● **Stored data**:
-------
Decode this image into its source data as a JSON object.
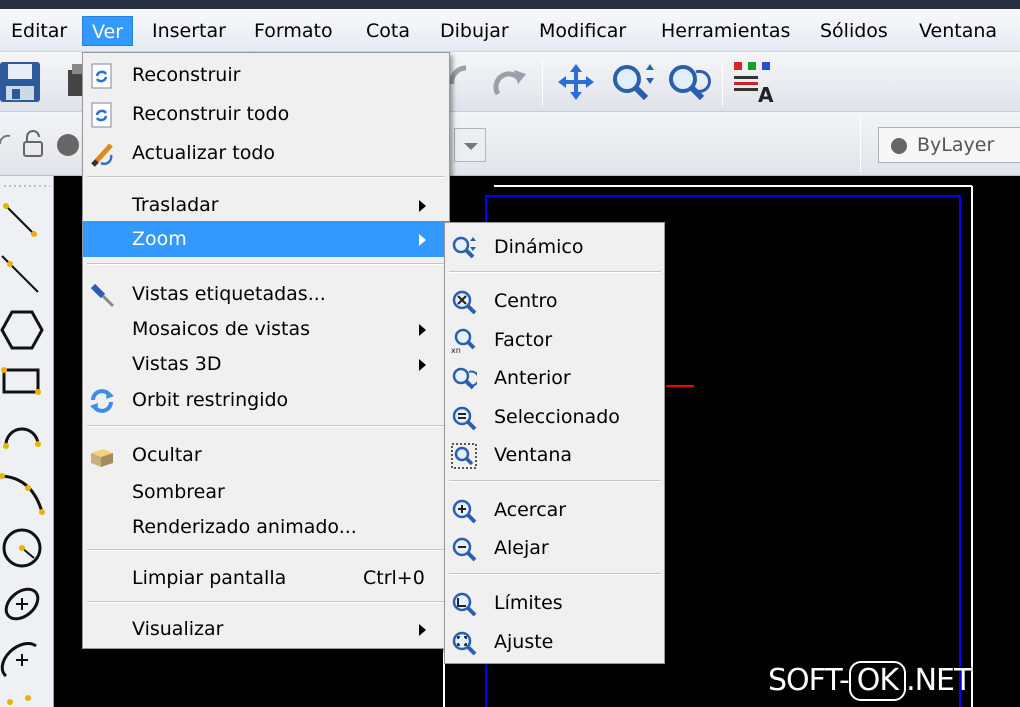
{
  "menubar": {
    "items": [
      "Editar",
      "Ver",
      "Insertar",
      "Formato",
      "Cota",
      "Dibujar",
      "Modificar",
      "Herramientas",
      "Sólidos",
      "Ventana"
    ]
  },
  "toolbar": {
    "layer_value": "ByLayer"
  },
  "ver_menu": {
    "items": [
      {
        "label": "Reconstruir",
        "icon": "rebuild-icon"
      },
      {
        "label": "Reconstruir todo",
        "icon": "rebuild-all-icon"
      },
      {
        "label": "Actualizar todo",
        "icon": "pencil-refresh-icon"
      },
      {
        "label": "Trasladar",
        "submenu": true
      },
      {
        "label": "Zoom",
        "submenu": true,
        "highlighted": true
      },
      {
        "label": "Vistas etiquetadas...",
        "icon": "screwdriver-icon"
      },
      {
        "label": "Mosaicos de vistas",
        "submenu": true
      },
      {
        "label": "Vistas 3D",
        "submenu": true
      },
      {
        "label": "Orbit restringido",
        "icon": "orbit-icon"
      },
      {
        "label": "Ocultar",
        "icon": "hide-box-icon"
      },
      {
        "label": "Sombrear"
      },
      {
        "label": "Renderizado animado..."
      },
      {
        "label": "Limpiar pantalla",
        "shortcut": "Ctrl+0"
      },
      {
        "label": "Visualizar",
        "submenu": true
      }
    ]
  },
  "zoom_menu": {
    "items": [
      {
        "label": "Dinámico",
        "icon": "zoom-dynamic-icon"
      },
      {
        "label": "Centro",
        "icon": "zoom-center-icon"
      },
      {
        "label": "Factor",
        "icon": "zoom-factor-icon"
      },
      {
        "label": "Anterior",
        "icon": "zoom-previous-icon"
      },
      {
        "label": "Seleccionado",
        "icon": "zoom-selected-icon"
      },
      {
        "label": "Ventana",
        "icon": "zoom-window-icon"
      },
      {
        "label": "Acercar",
        "icon": "zoom-in-icon"
      },
      {
        "label": "Alejar",
        "icon": "zoom-out-icon"
      },
      {
        "label": "Límites",
        "icon": "zoom-limits-icon"
      },
      {
        "label": "Ajuste",
        "icon": "zoom-extents-icon"
      }
    ]
  },
  "watermark": {
    "left": "SOFT-",
    "box": "OK",
    "right": ".NET"
  },
  "colors": {
    "highlight": "#3399ff",
    "canvas": "#000000",
    "frame_blue": "#0000ff",
    "crosshair_red": "#ff0000"
  }
}
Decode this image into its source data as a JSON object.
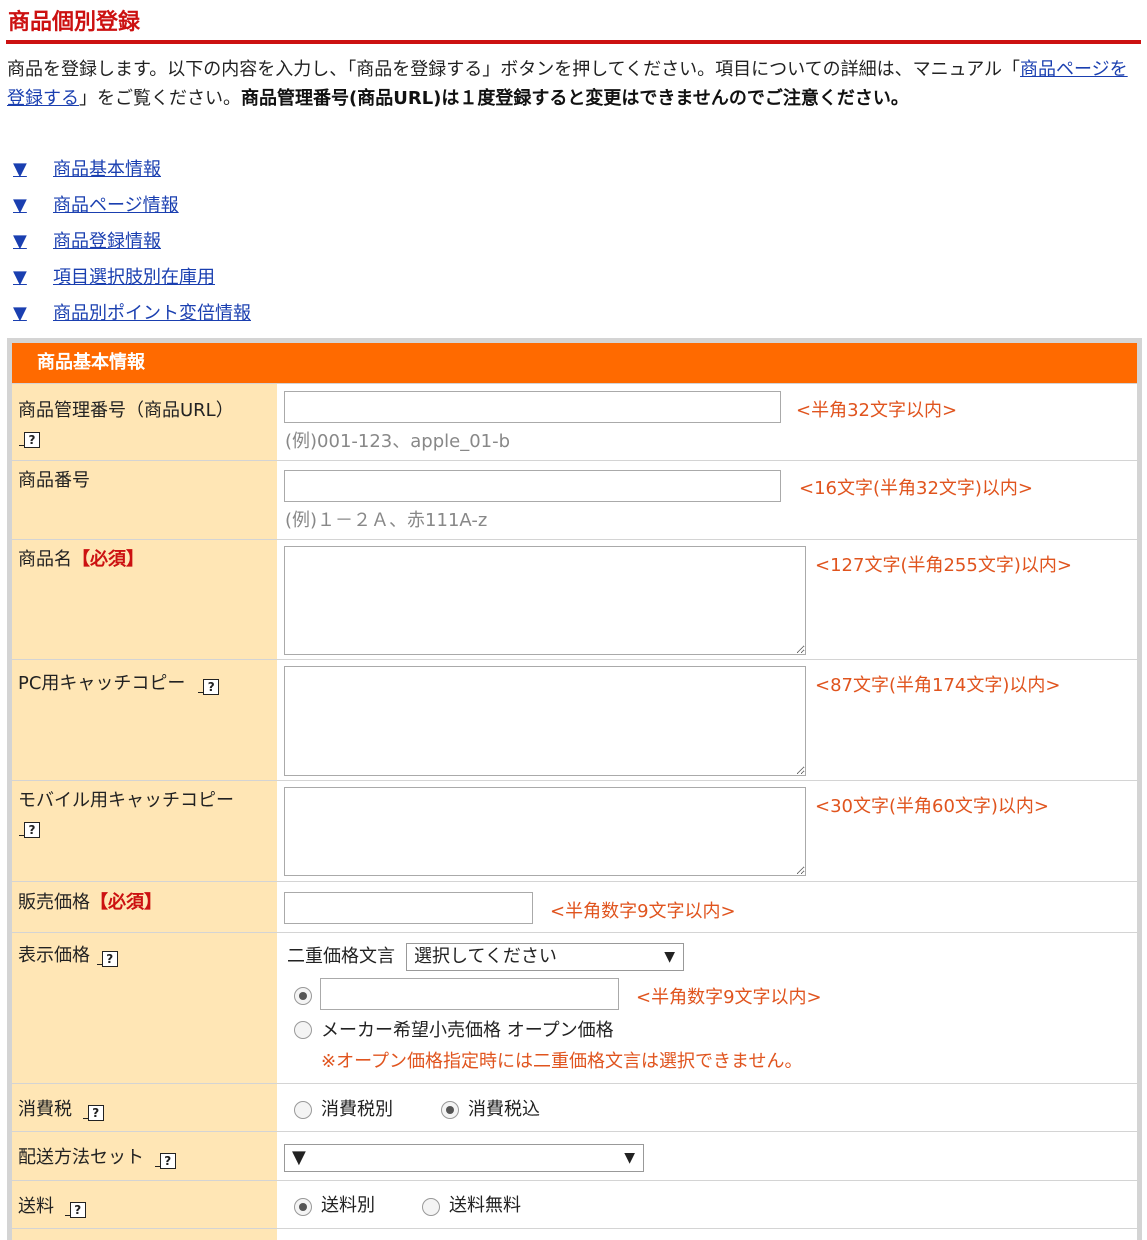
{
  "page": {
    "title": "商品個別登録",
    "intro_1": "商品を登録します。以下の内容を入力し、「商品を登録する」ボタンを押してください。項目についての詳細は、マニュアル「",
    "intro_link": "商品ページを登録する",
    "intro_2": "」をご覧ください。",
    "intro_bold": "商品管理番号(商品URL)は１度登録すると変更はできませんのでご注意ください。"
  },
  "toc": [
    {
      "marker": "▼",
      "label": "商品基本情報"
    },
    {
      "marker": "▼",
      "label": "商品ページ情報"
    },
    {
      "marker": "▼",
      "label": "商品登録情報"
    },
    {
      "marker": "▼",
      "label": "項目選択肢別在庫用"
    },
    {
      "marker": "▼",
      "label": "商品別ポイント変倍情報"
    }
  ],
  "section": {
    "title": "商品基本情報"
  },
  "help_glyph": "?",
  "required_mark": "【必須】",
  "fields": {
    "manage_no": {
      "label": "商品管理番号（商品URL）",
      "limit": "<半角32文字以内>",
      "example": "(例)001-123、apple_01-b",
      "value": ""
    },
    "item_no": {
      "label": "商品番号",
      "limit": "<16文字(半角32文字)以内>",
      "example": "(例)１－２Ａ、赤111A-z",
      "value": ""
    },
    "item_name": {
      "label": "商品名",
      "limit": "<127文字(半角255文字)以内>",
      "value": ""
    },
    "pc_catch": {
      "label": "PC用キャッチコピー",
      "limit": "<87文字(半角174文字)以内>",
      "value": ""
    },
    "mobile_catch": {
      "label": "モバイル用キャッチコピー",
      "limit": "<30文字(半角60文字)以内>",
      "value": ""
    },
    "price": {
      "label": "販売価格",
      "limit": "<半角数字9文字以内>",
      "value": ""
    },
    "display_price": {
      "label": "表示価格",
      "double_price_label": "二重価格文言",
      "select_value": "選択してください",
      "limit": "<半角数字9文字以内>",
      "value": "",
      "option_open": "メーカー希望小売価格 オープン価格",
      "note": "※オープン価格指定時には二重価格文言は選択できません。"
    },
    "tax": {
      "label": "消費税",
      "option_excl": "消費税別",
      "option_incl": "消費税込"
    },
    "delivery_set": {
      "label": "配送方法セット",
      "select_value": "▼"
    },
    "shipping": {
      "label": "送料",
      "option_separate": "送料別",
      "option_free": "送料無料"
    }
  },
  "icons": {
    "select_arrow": "▼"
  }
}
-------
Generate a word-for-word copy of the preceding records, excluding all pictures.

Decode this image into its source data as a JSON object.
{
  "menubar": {
    "items": [
      "Editar",
      "Ver",
      "Insertar",
      "Formato",
      "Cota",
      "Dibujar",
      "Modificar",
      "Herramientas",
      "Sólidos",
      "Ventana"
    ]
  },
  "toolbar": {
    "layer_value": "ByLayer"
  },
  "ver_menu": {
    "items": [
      {
        "label": "Reconstruir",
        "icon": "rebuild-icon"
      },
      {
        "label": "Reconstruir todo",
        "icon": "rebuild-all-icon"
      },
      {
        "label": "Actualizar todo",
        "icon": "pencil-refresh-icon"
      },
      {
        "label": "Trasladar",
        "submenu": true
      },
      {
        "label": "Zoom",
        "submenu": true,
        "highlighted": true
      },
      {
        "label": "Vistas etiquetadas...",
        "icon": "screwdriver-icon"
      },
      {
        "label": "Mosaicos de vistas",
        "submenu": true
      },
      {
        "label": "Vistas 3D",
        "submenu": true
      },
      {
        "label": "Orbit restringido",
        "icon": "orbit-icon"
      },
      {
        "label": "Ocultar",
        "icon": "hide-box-icon"
      },
      {
        "label": "Sombrear"
      },
      {
        "label": "Renderizado animado..."
      },
      {
        "label": "Limpiar pantalla",
        "shortcut": "Ctrl+0"
      },
      {
        "label": "Visualizar",
        "submenu": true
      }
    ]
  },
  "zoom_menu": {
    "items": [
      {
        "label": "Dinámico",
        "icon": "zoom-dynamic-icon"
      },
      {
        "label": "Centro",
        "icon": "zoom-center-icon"
      },
      {
        "label": "Factor",
        "icon": "zoom-factor-icon"
      },
      {
        "label": "Anterior",
        "icon": "zoom-previous-icon"
      },
      {
        "label": "Seleccionado",
        "icon": "zoom-selected-icon"
      },
      {
        "label": "Ventana",
        "icon": "zoom-window-icon"
      },
      {
        "label": "Acercar",
        "icon": "zoom-in-icon"
      },
      {
        "label": "Alejar",
        "icon": "zoom-out-icon"
      },
      {
        "label": "Límites",
        "icon": "zoom-limits-icon"
      },
      {
        "label": "Ajuste",
        "icon": "zoom-extents-icon"
      }
    ]
  },
  "watermark": {
    "left": "SOFT-",
    "box": "OK",
    "right": ".NET"
  },
  "colors": {
    "highlight": "#3399ff",
    "canvas": "#000000",
    "frame_blue": "#0000ff",
    "crosshair_red": "#ff0000"
  }
}
Decode this image into its source data as a JSON object.
{
  "page": {
    "title": "商品個別登録",
    "intro_1": "商品を登録します。以下の内容を入力し、「商品を登録する」ボタンを押してください。項目についての詳細は、マニュアル「",
    "intro_link": "商品ページを登録する",
    "intro_2": "」をご覧ください。",
    "intro_bold": "商品管理番号(商品URL)は１度登録すると変更はできませんのでご注意ください。"
  },
  "toc": [
    {
      "marker": "▼",
      "label": "商品基本情報"
    },
    {
      "marker": "▼",
      "label": "商品ページ情報"
    },
    {
      "marker": "▼",
      "label": "商品登録情報"
    },
    {
      "marker": "▼",
      "label": "項目選択肢別在庫用"
    },
    {
      "marker": "▼",
      "label": "商品別ポイント変倍情報"
    }
  ],
  "section": {
    "title": "商品基本情報"
  },
  "help_glyph": "?",
  "required_mark": "【必須】",
  "fields": {
    "manage_no": {
      "label": "商品管理番号（商品URL）",
      "limit": "<半角32文字以内>",
      "example": "(例)001-123、apple_01-b",
      "value": ""
    },
    "item_no": {
      "label": "商品番号",
      "limit": "<16文字(半角32文字)以内>",
      "example": "(例)１－２Ａ、赤111A-z",
      "value": ""
    },
    "item_name": {
      "label": "商品名",
      "limit": "<127文字(半角255文字)以内>",
      "value": ""
    },
    "pc_catch": {
      "label": "PC用キャッチコピー",
      "limit": "<87文字(半角174文字)以内>",
      "value": ""
    },
    "mobile_catch": {
      "label": "モバイル用キャッチコピー",
      "limit": "<30文字(半角60文字)以内>",
      "value": ""
    },
    "price": {
      "label": "販売価格",
      "limit": "<半角数字9文字以内>",
      "value": ""
    },
    "display_price": {
      "label": "表示価格",
      "double_price_label": "二重価格文言",
      "select_value": "選択してください",
      "limit": "<半角数字9文字以内>",
      "value": "",
      "option_open": "メーカー希望小売価格 オープン価格",
      "note": "※オープン価格指定時には二重価格文言は選択できません。"
    },
    "tax": {
      "label": "消費税",
      "option_excl": "消費税別",
      "option_incl": "消費税込"
    },
    "delivery_set": {
      "label": "配送方法セット",
      "select_value": "▼"
    },
    "shipping": {
      "label": "送料",
      "option_separate": "送料別",
      "option_free": "送料無料"
    }
  },
  "icons": {
    "select_arrow": "▼"
  }
}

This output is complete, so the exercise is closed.